Layout coordinate data
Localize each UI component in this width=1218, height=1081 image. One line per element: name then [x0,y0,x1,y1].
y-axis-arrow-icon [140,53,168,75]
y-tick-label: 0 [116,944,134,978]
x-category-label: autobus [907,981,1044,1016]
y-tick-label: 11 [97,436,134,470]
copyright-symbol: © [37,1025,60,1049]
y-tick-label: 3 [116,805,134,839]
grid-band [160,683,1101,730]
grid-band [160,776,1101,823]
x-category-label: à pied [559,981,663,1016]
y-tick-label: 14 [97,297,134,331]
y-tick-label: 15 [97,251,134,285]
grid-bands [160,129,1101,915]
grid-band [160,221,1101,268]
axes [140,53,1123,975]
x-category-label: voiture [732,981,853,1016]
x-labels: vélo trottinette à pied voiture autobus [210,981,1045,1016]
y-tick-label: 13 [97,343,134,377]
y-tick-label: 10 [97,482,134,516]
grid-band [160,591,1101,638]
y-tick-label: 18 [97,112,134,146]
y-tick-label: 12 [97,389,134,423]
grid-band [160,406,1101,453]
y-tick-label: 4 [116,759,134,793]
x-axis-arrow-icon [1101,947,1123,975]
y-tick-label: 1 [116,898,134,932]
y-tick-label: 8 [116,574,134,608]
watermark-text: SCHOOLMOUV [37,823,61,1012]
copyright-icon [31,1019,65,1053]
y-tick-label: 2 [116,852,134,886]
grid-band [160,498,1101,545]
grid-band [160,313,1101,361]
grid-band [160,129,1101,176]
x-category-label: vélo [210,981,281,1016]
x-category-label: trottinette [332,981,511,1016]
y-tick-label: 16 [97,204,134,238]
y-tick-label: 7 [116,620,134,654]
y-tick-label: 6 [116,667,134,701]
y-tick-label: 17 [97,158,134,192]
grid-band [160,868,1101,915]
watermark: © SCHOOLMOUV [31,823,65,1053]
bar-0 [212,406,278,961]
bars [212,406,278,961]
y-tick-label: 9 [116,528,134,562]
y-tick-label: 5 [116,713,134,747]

> Task directions: Reproduce all of the data above line for line, with every character unchanged.

> Correct output:
Localize each UI component in this width=1218, height=1081 image. One line per element: name then [x0,y0,x1,y1].
y-axis-arrow-icon [140,53,168,75]
y-tick-label: 0 [116,944,134,978]
x-category-label: autobus [907,981,1044,1016]
y-tick-label: 11 [97,436,134,470]
copyright-symbol: © [37,1025,60,1049]
y-tick-label: 3 [116,805,134,839]
grid-band [160,683,1101,730]
grid-band [160,776,1101,823]
x-category-label: à pied [559,981,663,1016]
y-tick-label: 14 [97,297,134,331]
y-tick-label: 15 [97,251,134,285]
grid-bands [160,129,1101,915]
grid-band [160,221,1101,268]
axes [140,53,1123,975]
x-category-label: voiture [732,981,853,1016]
x-labels: vélo trottinette à pied voiture autobus [210,981,1045,1016]
y-tick-label: 13 [97,343,134,377]
y-tick-label: 10 [97,482,134,516]
grid-band [160,591,1101,638]
y-tick-label: 18 [97,112,134,146]
y-tick-label: 12 [97,389,134,423]
grid-band [160,406,1101,453]
y-tick-label: 4 [116,759,134,793]
x-axis-arrow-icon [1101,947,1123,975]
y-tick-label: 1 [116,898,134,932]
y-tick-label: 8 [116,574,134,608]
watermark-text: SCHOOLMOUV [37,823,61,1012]
copyright-icon [31,1019,65,1053]
y-tick-label: 2 [116,852,134,886]
grid-band [160,498,1101,545]
grid-band [160,313,1101,361]
grid-band [160,129,1101,176]
x-category-label: vélo [210,981,281,1016]
x-category-label: trottinette [332,981,511,1016]
y-tick-label: 16 [97,204,134,238]
y-tick-label: 7 [116,620,134,654]
y-tick-label: 6 [116,667,134,701]
y-tick-label: 17 [97,158,134,192]
grid-band [160,868,1101,915]
watermark: © SCHOOLMOUV [31,823,65,1053]
bar-0 [212,406,278,961]
bars [212,406,278,961]
y-tick-label: 9 [116,528,134,562]
y-tick-label: 5 [116,713,134,747]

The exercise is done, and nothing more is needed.